═════ ENTRIES SHOWN
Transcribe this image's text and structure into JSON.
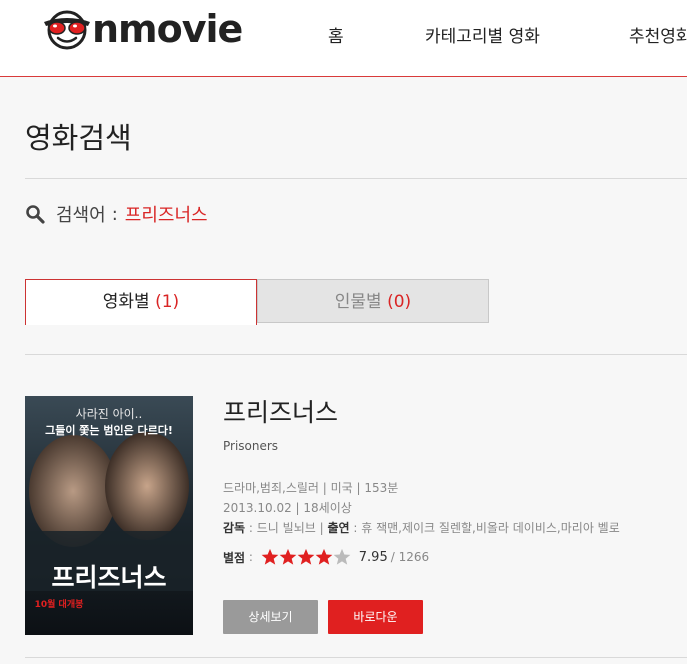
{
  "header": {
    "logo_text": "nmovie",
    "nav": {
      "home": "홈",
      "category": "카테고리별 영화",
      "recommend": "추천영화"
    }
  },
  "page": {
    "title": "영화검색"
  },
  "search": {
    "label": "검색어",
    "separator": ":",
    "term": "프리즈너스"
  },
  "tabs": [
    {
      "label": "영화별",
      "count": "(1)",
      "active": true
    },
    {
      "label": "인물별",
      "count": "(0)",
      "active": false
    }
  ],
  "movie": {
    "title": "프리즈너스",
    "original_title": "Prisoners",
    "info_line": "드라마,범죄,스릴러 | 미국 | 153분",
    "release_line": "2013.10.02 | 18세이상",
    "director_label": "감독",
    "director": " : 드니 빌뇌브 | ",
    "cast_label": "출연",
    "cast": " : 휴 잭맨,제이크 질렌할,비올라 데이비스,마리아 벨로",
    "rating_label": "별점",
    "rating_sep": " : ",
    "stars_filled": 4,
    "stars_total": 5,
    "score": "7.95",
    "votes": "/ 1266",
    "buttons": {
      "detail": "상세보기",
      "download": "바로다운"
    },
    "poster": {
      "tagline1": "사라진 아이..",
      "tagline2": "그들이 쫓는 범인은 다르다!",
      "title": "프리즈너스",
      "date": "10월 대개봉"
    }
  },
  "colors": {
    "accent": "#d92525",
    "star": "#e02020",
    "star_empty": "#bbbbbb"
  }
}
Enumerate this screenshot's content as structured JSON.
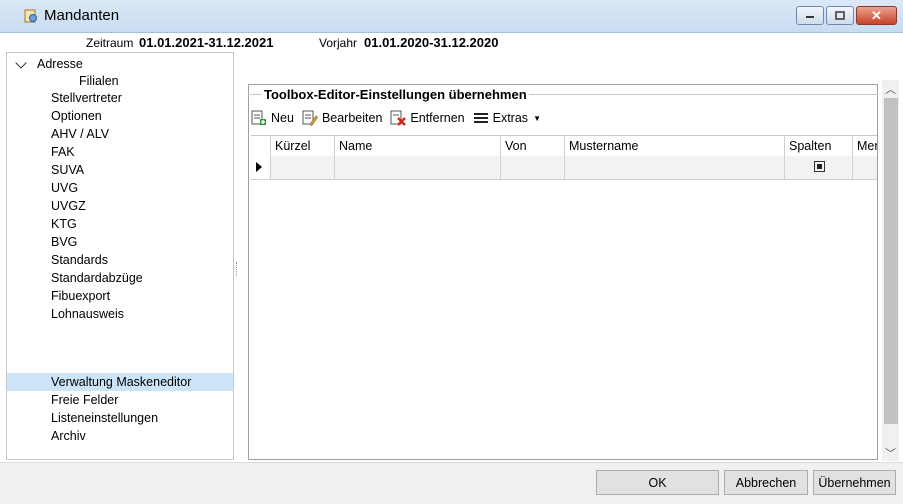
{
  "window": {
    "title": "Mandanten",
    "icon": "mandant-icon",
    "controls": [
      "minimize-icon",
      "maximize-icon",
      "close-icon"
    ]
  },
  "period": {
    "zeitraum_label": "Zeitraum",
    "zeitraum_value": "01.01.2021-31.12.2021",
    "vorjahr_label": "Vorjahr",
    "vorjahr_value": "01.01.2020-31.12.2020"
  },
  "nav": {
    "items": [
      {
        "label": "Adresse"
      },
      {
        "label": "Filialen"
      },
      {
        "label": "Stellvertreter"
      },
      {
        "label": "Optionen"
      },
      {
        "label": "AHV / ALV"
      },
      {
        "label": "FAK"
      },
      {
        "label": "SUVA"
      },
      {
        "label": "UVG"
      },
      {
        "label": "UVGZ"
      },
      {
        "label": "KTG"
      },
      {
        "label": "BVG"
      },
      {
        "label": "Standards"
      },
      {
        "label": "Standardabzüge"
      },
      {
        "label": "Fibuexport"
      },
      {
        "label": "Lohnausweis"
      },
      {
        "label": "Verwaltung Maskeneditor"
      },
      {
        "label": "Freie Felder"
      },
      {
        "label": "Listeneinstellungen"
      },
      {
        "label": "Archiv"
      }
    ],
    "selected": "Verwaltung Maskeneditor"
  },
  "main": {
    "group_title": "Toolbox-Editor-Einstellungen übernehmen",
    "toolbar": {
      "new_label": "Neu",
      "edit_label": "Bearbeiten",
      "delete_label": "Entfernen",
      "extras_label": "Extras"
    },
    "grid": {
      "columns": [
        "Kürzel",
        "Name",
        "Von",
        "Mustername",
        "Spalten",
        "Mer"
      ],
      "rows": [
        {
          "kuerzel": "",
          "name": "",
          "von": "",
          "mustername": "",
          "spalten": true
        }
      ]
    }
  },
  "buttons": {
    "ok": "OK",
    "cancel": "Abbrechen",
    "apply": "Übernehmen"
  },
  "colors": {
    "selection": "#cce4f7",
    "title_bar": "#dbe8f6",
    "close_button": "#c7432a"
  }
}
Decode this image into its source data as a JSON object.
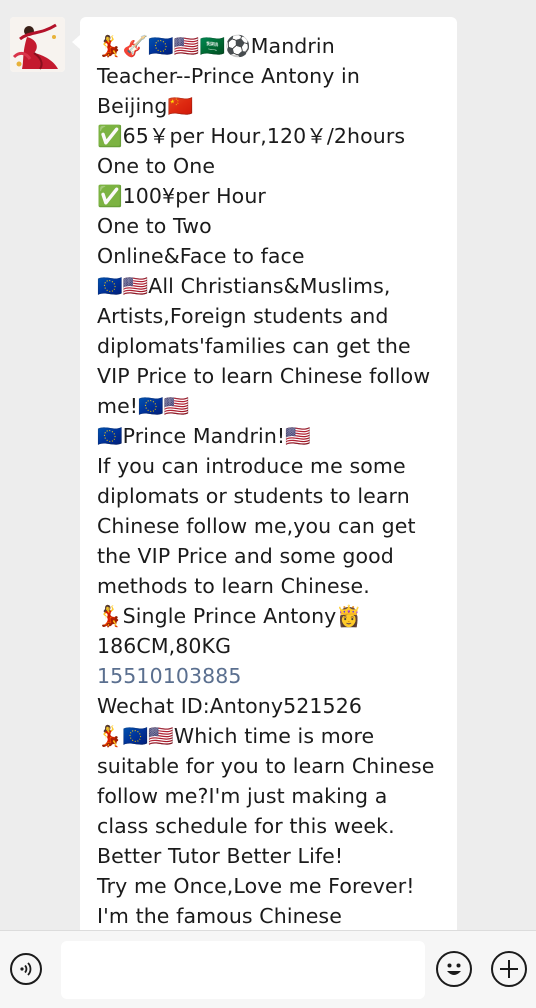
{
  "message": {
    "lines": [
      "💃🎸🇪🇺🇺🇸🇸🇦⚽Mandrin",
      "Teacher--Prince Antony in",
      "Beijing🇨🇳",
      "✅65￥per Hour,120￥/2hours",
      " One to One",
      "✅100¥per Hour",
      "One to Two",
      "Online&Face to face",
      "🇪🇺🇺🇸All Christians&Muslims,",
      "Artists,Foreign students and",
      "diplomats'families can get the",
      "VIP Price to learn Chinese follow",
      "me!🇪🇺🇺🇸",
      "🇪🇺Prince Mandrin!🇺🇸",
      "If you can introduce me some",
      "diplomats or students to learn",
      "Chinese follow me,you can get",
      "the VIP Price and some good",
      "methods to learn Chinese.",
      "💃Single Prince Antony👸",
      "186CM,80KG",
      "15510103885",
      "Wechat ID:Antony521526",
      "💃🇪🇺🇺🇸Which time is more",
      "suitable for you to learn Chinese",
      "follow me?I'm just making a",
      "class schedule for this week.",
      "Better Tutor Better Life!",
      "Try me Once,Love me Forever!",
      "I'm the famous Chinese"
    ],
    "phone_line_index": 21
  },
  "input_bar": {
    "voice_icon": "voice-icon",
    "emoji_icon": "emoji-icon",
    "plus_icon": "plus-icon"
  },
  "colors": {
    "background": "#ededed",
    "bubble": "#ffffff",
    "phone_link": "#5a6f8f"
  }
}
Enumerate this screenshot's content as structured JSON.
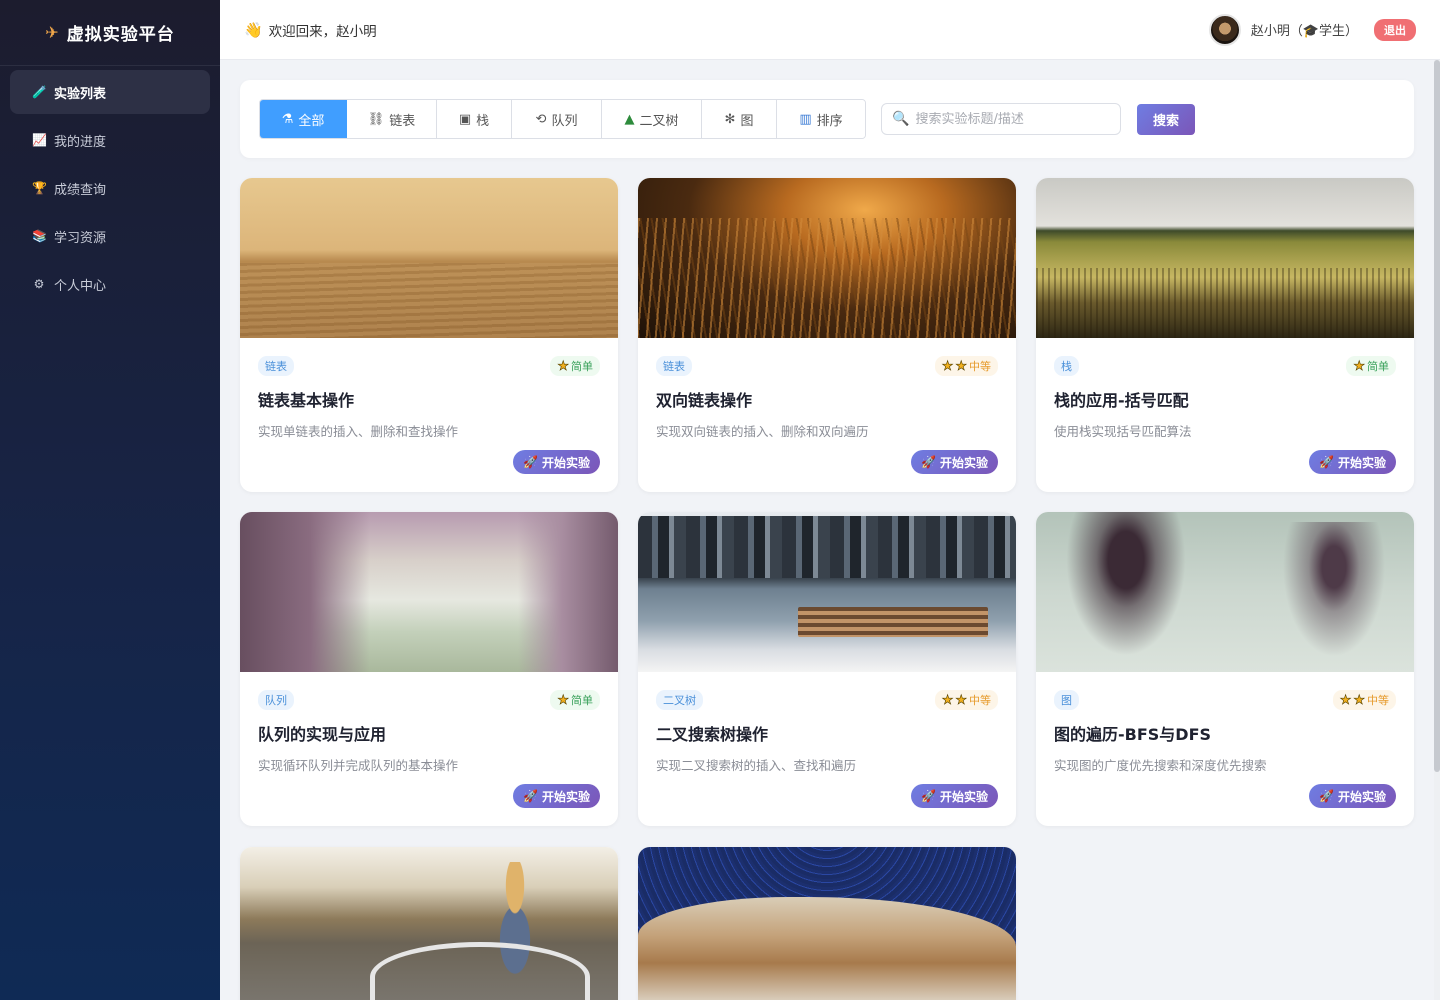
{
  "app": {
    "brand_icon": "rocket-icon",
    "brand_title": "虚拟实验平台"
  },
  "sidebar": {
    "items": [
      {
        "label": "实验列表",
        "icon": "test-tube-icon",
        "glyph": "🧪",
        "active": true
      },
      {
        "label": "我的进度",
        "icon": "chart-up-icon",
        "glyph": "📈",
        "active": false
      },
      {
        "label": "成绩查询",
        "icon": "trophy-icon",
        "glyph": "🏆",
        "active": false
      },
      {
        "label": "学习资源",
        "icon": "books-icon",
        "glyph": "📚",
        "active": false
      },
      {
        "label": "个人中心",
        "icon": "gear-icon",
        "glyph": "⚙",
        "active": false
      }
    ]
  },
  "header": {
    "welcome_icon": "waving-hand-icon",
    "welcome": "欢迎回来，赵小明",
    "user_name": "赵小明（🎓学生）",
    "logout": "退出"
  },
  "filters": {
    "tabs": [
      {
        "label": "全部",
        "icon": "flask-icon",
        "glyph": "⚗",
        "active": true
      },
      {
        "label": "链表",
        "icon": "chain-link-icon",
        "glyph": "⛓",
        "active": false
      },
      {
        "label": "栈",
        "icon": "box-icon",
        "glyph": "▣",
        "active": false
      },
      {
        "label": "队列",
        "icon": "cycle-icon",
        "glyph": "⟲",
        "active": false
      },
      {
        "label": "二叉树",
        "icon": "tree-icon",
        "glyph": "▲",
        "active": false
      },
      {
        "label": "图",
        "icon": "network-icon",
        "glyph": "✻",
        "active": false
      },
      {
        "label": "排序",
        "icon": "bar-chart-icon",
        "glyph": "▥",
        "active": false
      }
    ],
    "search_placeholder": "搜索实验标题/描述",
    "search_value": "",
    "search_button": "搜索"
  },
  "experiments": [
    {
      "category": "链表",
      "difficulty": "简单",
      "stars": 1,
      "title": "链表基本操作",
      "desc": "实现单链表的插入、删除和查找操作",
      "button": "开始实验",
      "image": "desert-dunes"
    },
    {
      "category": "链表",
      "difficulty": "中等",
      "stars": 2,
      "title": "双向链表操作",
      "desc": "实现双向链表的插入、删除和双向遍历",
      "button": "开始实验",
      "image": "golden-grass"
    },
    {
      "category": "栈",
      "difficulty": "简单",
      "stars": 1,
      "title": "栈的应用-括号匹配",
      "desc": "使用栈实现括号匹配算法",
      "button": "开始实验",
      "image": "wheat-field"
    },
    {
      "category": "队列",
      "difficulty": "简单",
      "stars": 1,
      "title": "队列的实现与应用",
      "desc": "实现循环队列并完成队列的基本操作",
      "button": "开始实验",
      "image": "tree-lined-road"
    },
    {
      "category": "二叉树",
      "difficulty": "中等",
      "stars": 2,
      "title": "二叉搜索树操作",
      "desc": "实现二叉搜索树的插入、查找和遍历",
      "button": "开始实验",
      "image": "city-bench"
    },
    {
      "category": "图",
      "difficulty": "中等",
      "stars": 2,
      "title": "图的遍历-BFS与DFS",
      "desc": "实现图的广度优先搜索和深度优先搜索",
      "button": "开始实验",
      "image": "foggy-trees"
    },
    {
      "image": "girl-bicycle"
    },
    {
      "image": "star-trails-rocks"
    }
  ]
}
══════════
TASK TO CARRY OUT:
Look through the material above and work out how many of its lines contain "chart". State the number only.

RESULT FOR THIS EXERCISE:
2